Records to process:
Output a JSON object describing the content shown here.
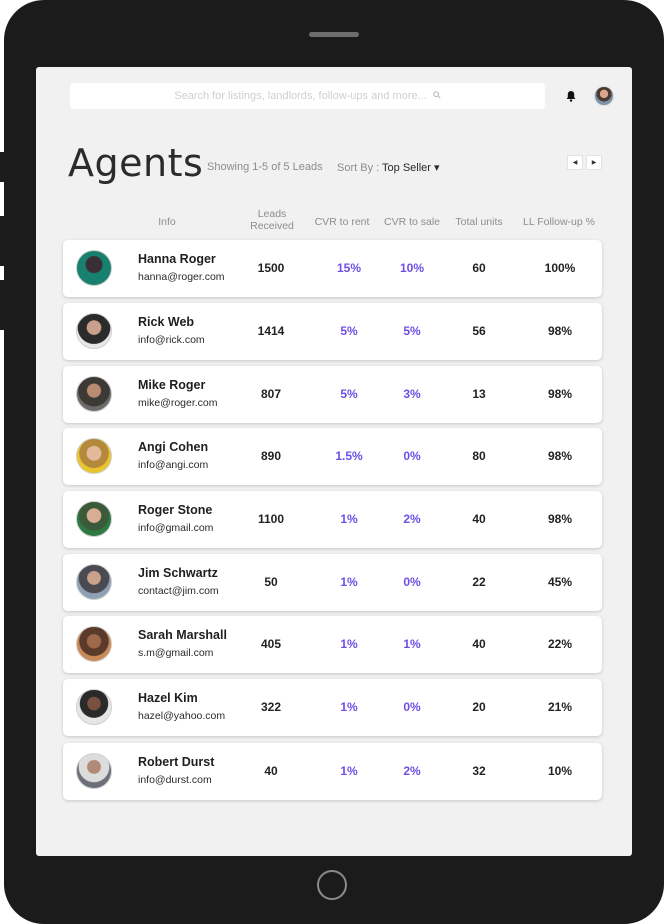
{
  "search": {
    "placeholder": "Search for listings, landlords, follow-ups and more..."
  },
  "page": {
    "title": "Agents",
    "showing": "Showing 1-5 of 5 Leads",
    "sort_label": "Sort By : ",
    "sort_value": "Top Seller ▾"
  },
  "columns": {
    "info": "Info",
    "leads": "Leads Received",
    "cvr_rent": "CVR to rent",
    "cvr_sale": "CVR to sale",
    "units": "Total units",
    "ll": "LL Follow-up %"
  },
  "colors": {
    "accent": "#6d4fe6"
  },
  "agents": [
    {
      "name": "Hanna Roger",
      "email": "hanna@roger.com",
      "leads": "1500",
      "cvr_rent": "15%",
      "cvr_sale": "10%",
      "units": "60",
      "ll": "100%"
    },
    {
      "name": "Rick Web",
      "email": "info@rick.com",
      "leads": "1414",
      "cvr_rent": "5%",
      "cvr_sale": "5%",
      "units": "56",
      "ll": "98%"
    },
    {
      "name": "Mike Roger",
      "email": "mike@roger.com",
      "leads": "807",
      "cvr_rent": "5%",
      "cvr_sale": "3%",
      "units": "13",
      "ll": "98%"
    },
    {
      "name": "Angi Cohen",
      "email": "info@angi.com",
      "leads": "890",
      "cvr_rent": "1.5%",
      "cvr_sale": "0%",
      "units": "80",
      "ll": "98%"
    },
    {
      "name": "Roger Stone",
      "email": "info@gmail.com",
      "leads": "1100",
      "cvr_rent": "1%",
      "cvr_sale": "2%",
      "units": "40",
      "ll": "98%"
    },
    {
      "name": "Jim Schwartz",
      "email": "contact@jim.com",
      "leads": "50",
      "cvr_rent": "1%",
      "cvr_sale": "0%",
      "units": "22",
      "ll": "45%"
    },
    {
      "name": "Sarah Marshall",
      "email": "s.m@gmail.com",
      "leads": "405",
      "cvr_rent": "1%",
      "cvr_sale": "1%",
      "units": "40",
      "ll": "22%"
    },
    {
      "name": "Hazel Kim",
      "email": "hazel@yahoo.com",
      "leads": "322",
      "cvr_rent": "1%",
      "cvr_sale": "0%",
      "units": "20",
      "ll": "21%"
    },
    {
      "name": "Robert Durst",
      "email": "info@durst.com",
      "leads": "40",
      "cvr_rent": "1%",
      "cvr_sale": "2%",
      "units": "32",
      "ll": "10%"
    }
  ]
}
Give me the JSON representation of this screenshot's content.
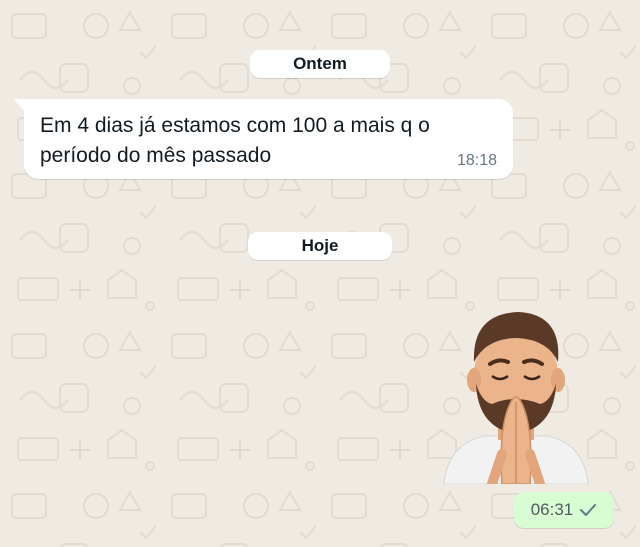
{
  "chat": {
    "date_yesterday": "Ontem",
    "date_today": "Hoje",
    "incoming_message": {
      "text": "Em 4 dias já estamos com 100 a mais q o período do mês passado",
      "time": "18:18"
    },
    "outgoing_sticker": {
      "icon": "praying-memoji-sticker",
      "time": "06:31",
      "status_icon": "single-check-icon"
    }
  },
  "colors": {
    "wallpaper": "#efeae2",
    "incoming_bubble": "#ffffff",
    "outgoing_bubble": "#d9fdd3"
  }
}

---

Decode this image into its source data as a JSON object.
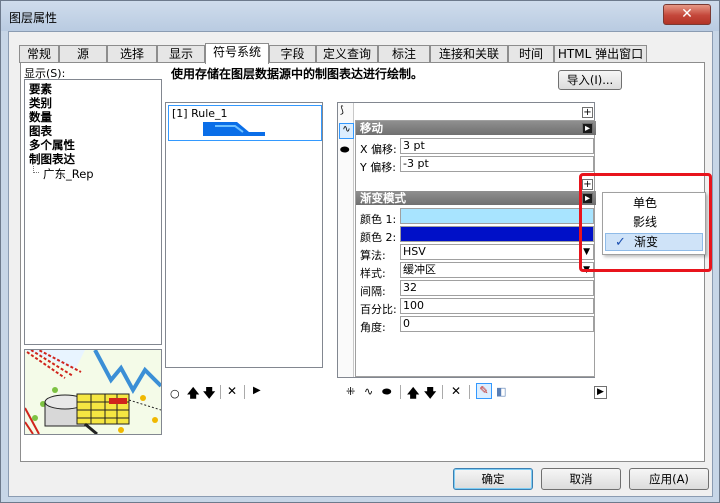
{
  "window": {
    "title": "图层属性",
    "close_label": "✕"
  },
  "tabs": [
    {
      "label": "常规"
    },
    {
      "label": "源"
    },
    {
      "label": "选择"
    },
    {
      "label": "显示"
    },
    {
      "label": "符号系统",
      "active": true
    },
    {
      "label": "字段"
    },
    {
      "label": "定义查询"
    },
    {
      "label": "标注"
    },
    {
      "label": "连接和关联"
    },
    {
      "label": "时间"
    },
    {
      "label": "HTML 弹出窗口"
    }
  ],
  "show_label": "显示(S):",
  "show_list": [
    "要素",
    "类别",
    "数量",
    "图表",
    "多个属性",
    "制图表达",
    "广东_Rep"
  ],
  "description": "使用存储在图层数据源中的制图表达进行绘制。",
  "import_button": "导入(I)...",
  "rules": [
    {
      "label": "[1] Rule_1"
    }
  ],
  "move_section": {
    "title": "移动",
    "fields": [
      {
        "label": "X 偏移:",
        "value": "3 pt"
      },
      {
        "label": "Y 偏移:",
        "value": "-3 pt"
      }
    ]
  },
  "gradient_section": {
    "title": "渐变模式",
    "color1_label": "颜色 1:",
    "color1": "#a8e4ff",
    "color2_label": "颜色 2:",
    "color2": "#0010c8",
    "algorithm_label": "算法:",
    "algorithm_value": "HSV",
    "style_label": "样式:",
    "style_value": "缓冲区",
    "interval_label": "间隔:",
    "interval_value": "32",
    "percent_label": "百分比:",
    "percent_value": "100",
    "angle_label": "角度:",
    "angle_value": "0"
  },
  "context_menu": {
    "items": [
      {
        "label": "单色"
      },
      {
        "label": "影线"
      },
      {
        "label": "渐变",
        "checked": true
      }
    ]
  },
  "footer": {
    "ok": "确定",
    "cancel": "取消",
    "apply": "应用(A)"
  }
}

...

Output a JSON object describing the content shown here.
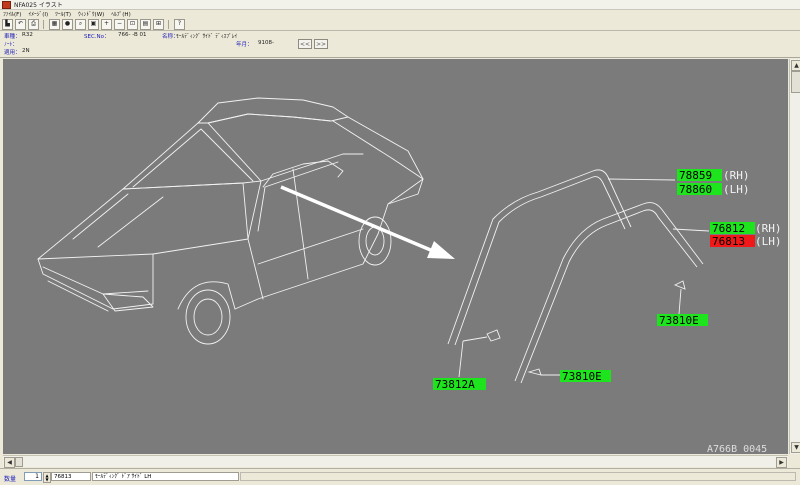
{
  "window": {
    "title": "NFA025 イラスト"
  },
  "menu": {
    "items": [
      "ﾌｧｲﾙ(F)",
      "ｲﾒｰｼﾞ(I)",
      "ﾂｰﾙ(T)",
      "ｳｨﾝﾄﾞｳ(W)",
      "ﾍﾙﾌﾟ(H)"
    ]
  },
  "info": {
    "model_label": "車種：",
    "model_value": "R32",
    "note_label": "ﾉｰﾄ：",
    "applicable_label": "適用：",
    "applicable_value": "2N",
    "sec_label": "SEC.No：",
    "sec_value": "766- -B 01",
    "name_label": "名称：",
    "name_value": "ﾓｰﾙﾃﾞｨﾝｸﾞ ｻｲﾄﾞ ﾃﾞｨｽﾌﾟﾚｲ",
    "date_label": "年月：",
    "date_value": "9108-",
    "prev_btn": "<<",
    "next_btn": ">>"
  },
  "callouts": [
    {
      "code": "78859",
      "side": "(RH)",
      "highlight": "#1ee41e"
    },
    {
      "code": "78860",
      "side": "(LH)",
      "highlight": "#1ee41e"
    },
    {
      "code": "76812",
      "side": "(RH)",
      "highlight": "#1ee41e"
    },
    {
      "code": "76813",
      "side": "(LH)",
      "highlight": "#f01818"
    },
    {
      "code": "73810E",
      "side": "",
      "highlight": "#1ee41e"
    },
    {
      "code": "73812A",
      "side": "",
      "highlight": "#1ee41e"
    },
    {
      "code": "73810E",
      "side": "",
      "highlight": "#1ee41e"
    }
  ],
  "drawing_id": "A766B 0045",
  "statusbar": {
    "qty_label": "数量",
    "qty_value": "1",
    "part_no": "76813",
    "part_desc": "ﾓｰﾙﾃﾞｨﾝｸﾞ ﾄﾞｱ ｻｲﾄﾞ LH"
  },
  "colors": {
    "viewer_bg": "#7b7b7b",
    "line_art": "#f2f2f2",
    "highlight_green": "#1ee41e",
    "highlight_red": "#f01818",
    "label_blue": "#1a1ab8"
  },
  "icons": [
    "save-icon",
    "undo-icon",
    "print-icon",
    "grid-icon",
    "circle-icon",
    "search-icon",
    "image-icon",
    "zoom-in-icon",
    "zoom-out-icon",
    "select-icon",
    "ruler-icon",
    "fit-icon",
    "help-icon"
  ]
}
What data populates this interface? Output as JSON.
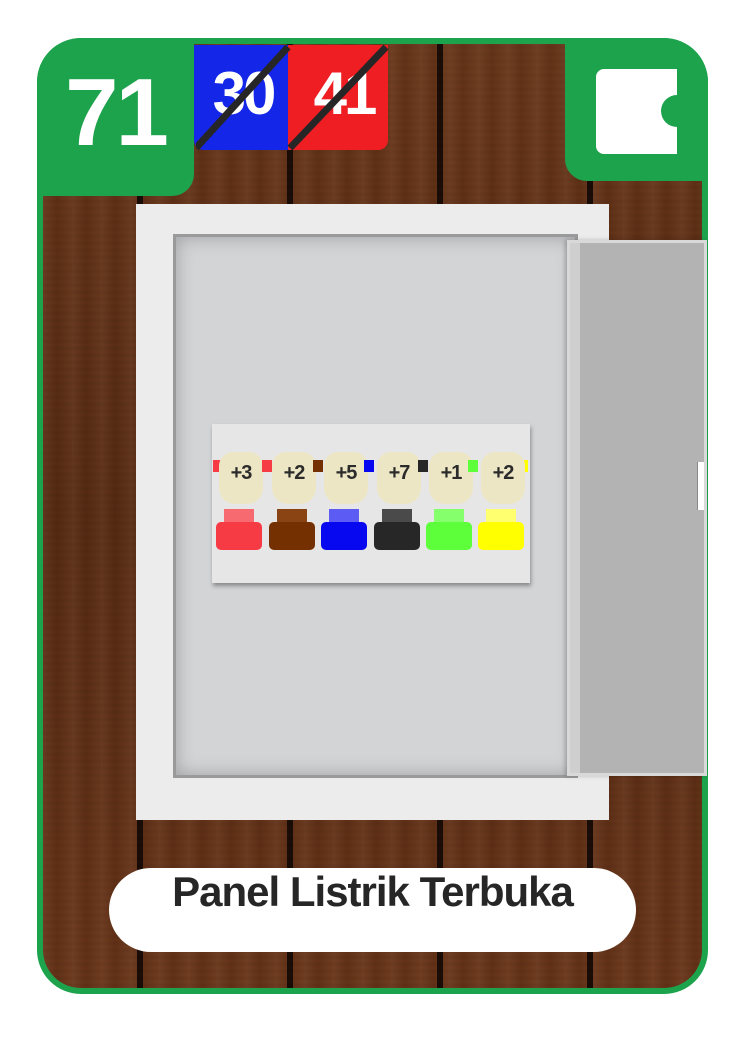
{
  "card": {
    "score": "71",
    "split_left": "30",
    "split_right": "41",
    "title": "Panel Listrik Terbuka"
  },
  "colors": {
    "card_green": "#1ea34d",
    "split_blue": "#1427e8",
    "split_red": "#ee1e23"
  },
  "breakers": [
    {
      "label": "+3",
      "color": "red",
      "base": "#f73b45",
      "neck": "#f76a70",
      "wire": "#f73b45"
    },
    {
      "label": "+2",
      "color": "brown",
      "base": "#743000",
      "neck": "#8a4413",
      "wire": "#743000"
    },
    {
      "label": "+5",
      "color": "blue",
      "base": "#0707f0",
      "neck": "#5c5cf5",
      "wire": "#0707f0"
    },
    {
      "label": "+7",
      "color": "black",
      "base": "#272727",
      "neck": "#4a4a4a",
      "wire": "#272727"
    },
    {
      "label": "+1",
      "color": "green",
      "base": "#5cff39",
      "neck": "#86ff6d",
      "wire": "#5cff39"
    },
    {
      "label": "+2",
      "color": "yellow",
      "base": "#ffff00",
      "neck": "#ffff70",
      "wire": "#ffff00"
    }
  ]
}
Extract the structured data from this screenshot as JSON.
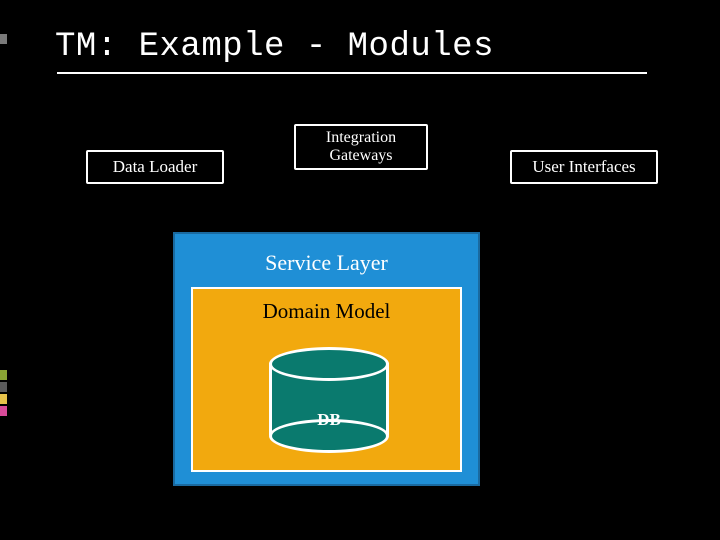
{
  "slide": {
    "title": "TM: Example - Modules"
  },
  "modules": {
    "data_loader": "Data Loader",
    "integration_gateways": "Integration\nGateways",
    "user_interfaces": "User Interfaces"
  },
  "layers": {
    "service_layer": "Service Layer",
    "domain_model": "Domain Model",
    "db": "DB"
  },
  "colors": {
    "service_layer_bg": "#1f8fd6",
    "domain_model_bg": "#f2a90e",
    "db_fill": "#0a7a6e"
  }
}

Stated problem: Of all the lines above, how many contain the word "this"? Give the number and nothing else.

Exercise response: 4